[Dataset records]
####################
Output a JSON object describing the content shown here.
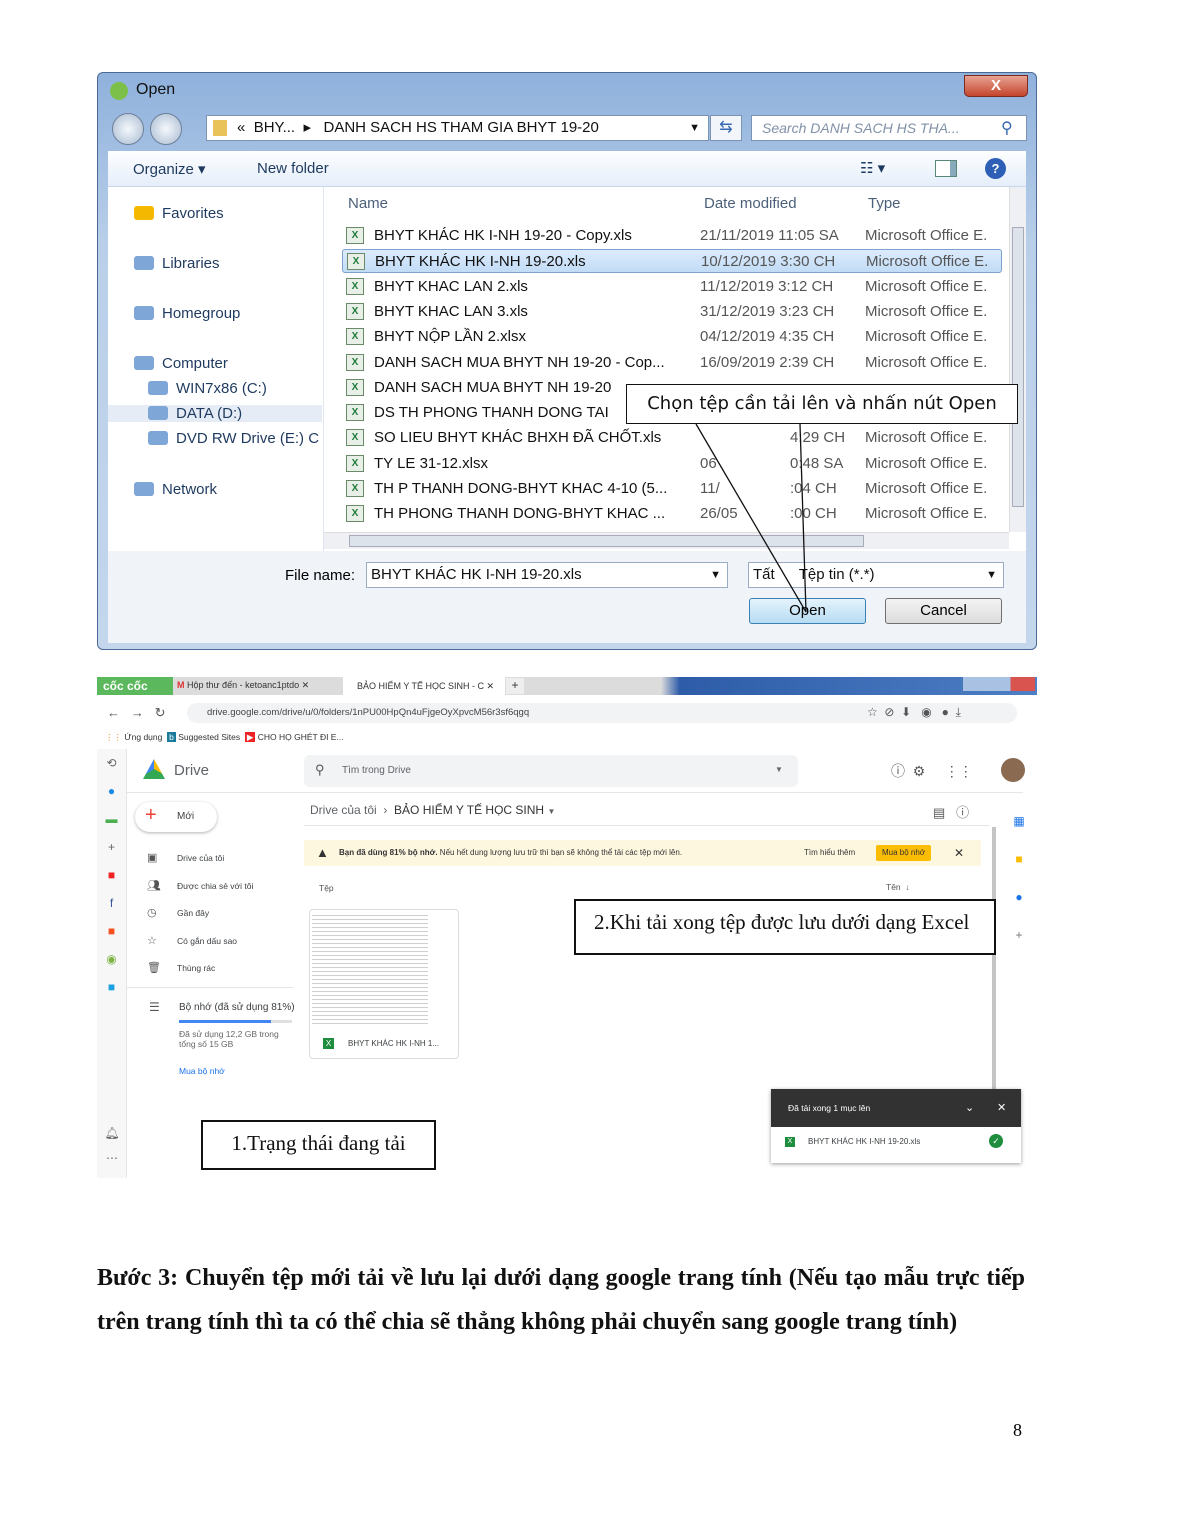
{
  "dialog": {
    "title": "Open",
    "close": "X",
    "breadcrumb_prefix": "«",
    "breadcrumb_parent": "BHY...",
    "breadcrumb_current": "DANH SACH HS THAM GIA  BHYT 19-20",
    "search_placeholder": "Search DANH SACH HS THA...",
    "organize": "Organize ▾",
    "new_folder": "New folder",
    "nav": [
      {
        "label": "Favorites",
        "icon": "star-icon"
      },
      {
        "label": "Libraries",
        "icon": "library-icon"
      },
      {
        "label": "Homegroup",
        "icon": "homegroup-icon"
      },
      {
        "label": "Computer",
        "icon": "computer-icon"
      },
      {
        "label": "WIN7x86 (C:)",
        "icon": "drive-icon"
      },
      {
        "label": "DATA (D:)",
        "icon": "drive-icon"
      },
      {
        "label": "DVD RW Drive (E:) C",
        "icon": "dvd-icon"
      },
      {
        "label": "Network",
        "icon": "network-icon"
      }
    ],
    "columns": [
      "Name",
      "Date modified",
      "Type"
    ],
    "files": [
      {
        "name": "BHYT KHÁC HK I-NH 19-20 - Copy.xls",
        "date": "21/11/2019 11:05 SA",
        "type": "Microsoft Office E."
      },
      {
        "name": "BHYT KHÁC HK I-NH 19-20.xls",
        "date": "10/12/2019 3:30 CH",
        "type": "Microsoft Office E.",
        "selected": true
      },
      {
        "name": "BHYT KHAC LAN 2.xls",
        "date": "11/12/2019 3:12 CH",
        "type": "Microsoft Office E."
      },
      {
        "name": "BHYT KHAC LAN 3.xls",
        "date": "31/12/2019 3:23 CH",
        "type": "Microsoft Office E."
      },
      {
        "name": "BHYT NỘP LẦN 2.xlsx",
        "date": "04/12/2019 4:35 CH",
        "type": "Microsoft Office E."
      },
      {
        "name": "DANH SACH MUA BHYT NH 19-20 - Cop...",
        "date": "16/09/2019 2:39 CH",
        "type": "Microsoft Office E."
      },
      {
        "name": "DANH SACH MUA BHYT NH 19-20",
        "date": "",
        "type": ""
      },
      {
        "name": "DS TH PHONG THANH DONG TAI",
        "date": "",
        "type": ""
      },
      {
        "name": "SO LIEU BHYT KHÁC BHXH ĐÃ CHỐT.xls",
        "date": "",
        "date_right": "4:29 CH",
        "type": "Microsoft Office E."
      },
      {
        "name": "TY LE 31-12.xlsx",
        "date": "06",
        "date_right": "0:48 SA",
        "type": "Microsoft Office E."
      },
      {
        "name": "TH P THANH DONG-BHYT KHAC 4-10 (5...",
        "date": "11/",
        "date_right": ":04 CH",
        "type": "Microsoft Office E."
      },
      {
        "name": "TH PHONG THANH DONG-BHYT KHAC ...",
        "date": "26/05",
        "date_right": ":00 CH",
        "type": "Microsoft Office E."
      }
    ],
    "file_name_label": "File name:",
    "file_name_value": "BHYT KHÁC HK I-NH 19-20.xls",
    "filter_value": "Tất cả Tệp tin (*.*)",
    "filter_left": "Tất",
    "filter_right": "Tệp tin (*.*)",
    "open": "Open",
    "cancel": "Cancel",
    "callout": "Chọn tệp cần tải lên và nhấn nút Open"
  },
  "browser": {
    "brand": "cốc cốc",
    "tabs": [
      "Hộp thư đến - ketoanc1ptdo",
      "BẢO HIỂM Y TẾ HỌC SINH - C"
    ],
    "url": "drive.google.com/drive/u/0/folders/1nPU00HpQn4uFjgeOyXpvcM56r3sf6qgq",
    "bookmarks": [
      "Ứng dụng",
      "Suggested Sites",
      "CHO HỌ GHÉT ĐI E..."
    ],
    "drive": {
      "logo": "Drive",
      "search_placeholder": "Tìm trong Drive",
      "new": "Mới",
      "nav": [
        "Drive của tôi",
        "Được chia sẻ với tôi",
        "Gần đây",
        "Có gắn dấu sao",
        "Thùng rác"
      ],
      "storage_label": "Bộ nhớ (đã sử dụng 81%)",
      "storage_used_pct": 81,
      "storage_detail_1": "Đã sử dụng 12,2 GB trong",
      "storage_detail_2": "tổng số 15 GB",
      "buy": "Mua bộ nhớ",
      "breadcrumb_root": "Drive của tôi",
      "breadcrumb_folder": "BẢO HIỂM Y TẾ HỌC SINH",
      "banner_bold": "Bạn đã dùng 81% bộ nhớ.",
      "banner_text": " Nếu hết dung lượng lưu trữ thì bạn sẽ không thể tải các tệp mới lên.",
      "learn_more": "Tìm hiểu thêm",
      "buy_button": "Mua bộ nhớ",
      "section": "Tệp",
      "sort": "Tên",
      "file_card": "BHYT KHÁC HK I-NH 1...",
      "upload_title": "Đã tải xong 1 mục lên",
      "upload_file": "BHYT KHÁC HK I-NH 19-20.xls"
    },
    "callout2": "2.Khi tải xong tệp được lưu dưới dạng Excel",
    "callout1": "1.Trạng thái đang tải"
  },
  "paragraph": "Bước  3: Chuyển tệp mới tải về lưu lại dưới dạng google trang tính (Nếu tạo mẫu trực tiếp trên trang tính thì ta có thể chia sẽ thẳng không phải chuyển sang google trang tính)",
  "page_number": "8"
}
####################
- **Exercise prompt**
Find the word "dưới" in the entries above and gather every line that holds it.

- **Output of the exercise**
    "callout2": "2.Khi tải xong tệp được lưu dưới dạng Excel",
  "paragraph": "Bước  3: Chuyển tệp mới tải về lưu lại dưới dạng google trang tính (Nếu tạo mẫu trực tiếp trên trang tính thì ta có thể chia sẽ thẳng không phải chuyển sang google trang tính)",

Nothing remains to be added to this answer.